Я взял в руки верхнюю книжку.  Это был немецкий художественный альбом, вероятней всего – из трофейных. Кажется тот самый Гольбейн (то ли старший, то ли младший – я в них не разбираюсь), в общем тот самый художник, который рисовал кошмарные картинки с пляшущими скелетами. Я полистал страницы: картинки – одна страшнее другой, сплошные черепа и кости.

 

- Это последняя, книга, которую Эйзенштейн прислал уже из больницы, - объяснила вдова Козинцева, - совсем незадолго до смерти.

 

Как же, помню эту историю. Сталину не понравилась вторая серия «Ивана Грозного», у него состоялся разговор с режиссером, после которого Эйзенштейн уже не оправился. Я задержал взгляд на титульном листе кошмарно-скелетной книжки. Там было написано рукой Эйзенштейна:

 

«Наивные немцы! Они думали, что ЭТО страшно!»

 

Мы не можем себе представить из КАКОГО мира можно завещать такие слова, да еще на пороге собственной смерти!

 

***

 

Сколько раз даю себе слово не участвовать в глупых разговорах, и... всякий раз темперамент подводит. Вот так однажды повелся я со своим сверстником (!) на самую глупую тему из всех глупых тем. А именно: когда было лучше жить – при советской власти или сегодня. Вернее даже не так: когда было менее паскудно – тогда или сейчас.

 

И вот я говорю, что тогда было хуже, а мой собеседник утверждает, что сейчас. Обмениваемся аргументами: я ему – про открытые границы, он мне – про бесплатную медицину... И так далее; избавьте от перечисления, оба списка не просто известны каждому - затерты до дыр. Обмениваться такими, пардон, «аргументами» можно до бесконечности - пока кому-то первому не надоест.

 

Первому надоело мне, и говорю я такие слова:

 

- А сейчас я скажу самый главный аргумент. То есть: не просто аргумент, а аргумент аргументов. Такой аргумент, после которого можно закрывать тему. Мы с тобой люди примерно одного возраста – ты должен понять.

 

- Ну и? – заинтересовался мой визави.

 

- Слушай меня: вот мы с тобой сейчас поговорили-поговорили и через несколько минут разойдемся. А вечером каждый из нас придет домой и ляжет спать...

 

- Ну-ну?

 

- ...Так вот. Не знаю, как ты, а я лягу и засну совершенно спокойно. А вот если бы подобный наш разговор состоялся во времена нашей с тобой юности, то я бы долго ворочался, прокручивая в памяти весь разговор, и вспоминая не ляпнул ли чего лишнего в разговоре с незнакомым человеком.

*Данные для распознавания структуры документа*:
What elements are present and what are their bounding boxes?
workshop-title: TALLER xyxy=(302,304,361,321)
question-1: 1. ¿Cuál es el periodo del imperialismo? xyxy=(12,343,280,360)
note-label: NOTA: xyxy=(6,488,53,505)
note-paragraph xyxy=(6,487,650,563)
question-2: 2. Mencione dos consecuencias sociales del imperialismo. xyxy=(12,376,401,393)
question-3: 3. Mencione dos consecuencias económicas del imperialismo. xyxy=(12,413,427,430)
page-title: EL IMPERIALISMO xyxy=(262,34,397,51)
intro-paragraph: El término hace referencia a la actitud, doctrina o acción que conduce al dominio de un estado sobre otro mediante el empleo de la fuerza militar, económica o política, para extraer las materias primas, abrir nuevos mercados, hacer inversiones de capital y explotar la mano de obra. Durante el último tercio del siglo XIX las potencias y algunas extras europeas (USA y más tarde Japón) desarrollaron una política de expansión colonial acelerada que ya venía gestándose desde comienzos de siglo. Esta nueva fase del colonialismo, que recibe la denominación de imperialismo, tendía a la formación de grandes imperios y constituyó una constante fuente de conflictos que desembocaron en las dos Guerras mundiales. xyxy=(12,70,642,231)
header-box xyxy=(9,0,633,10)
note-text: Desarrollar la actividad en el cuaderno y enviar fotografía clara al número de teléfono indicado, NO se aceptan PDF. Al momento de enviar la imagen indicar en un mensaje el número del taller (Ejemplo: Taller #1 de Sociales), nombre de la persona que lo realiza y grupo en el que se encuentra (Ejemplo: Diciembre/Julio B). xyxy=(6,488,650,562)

*Задания для выполнения*:
**A.** Какая надпись, согласно исходному тексту, была сделана рукой Эйзенштейна на титульном листе альбома?
**B.** Верните из исходного текста без изменений фрагмент от слов «Я взял в руки» до слов «черепа и кости.» включительно.

*Результаты выполнения*:
**A.** «Наивные немцы! Они думали, что ЭТО страшно!»

**B.**
Я взял в руки верхнюю книжку.  Это был немецкий художественный альбом, вероятней всего – из трофейных. Кажется тот самый Гольбейн (то ли старший, то ли младший – я в них не разбираюсь), в общем тот самый художник, который рисовал кошмарные картинки с пляшущими скелетами. Я полистал страницы: картинки – одна страшнее другой, сплошные черепа и кости.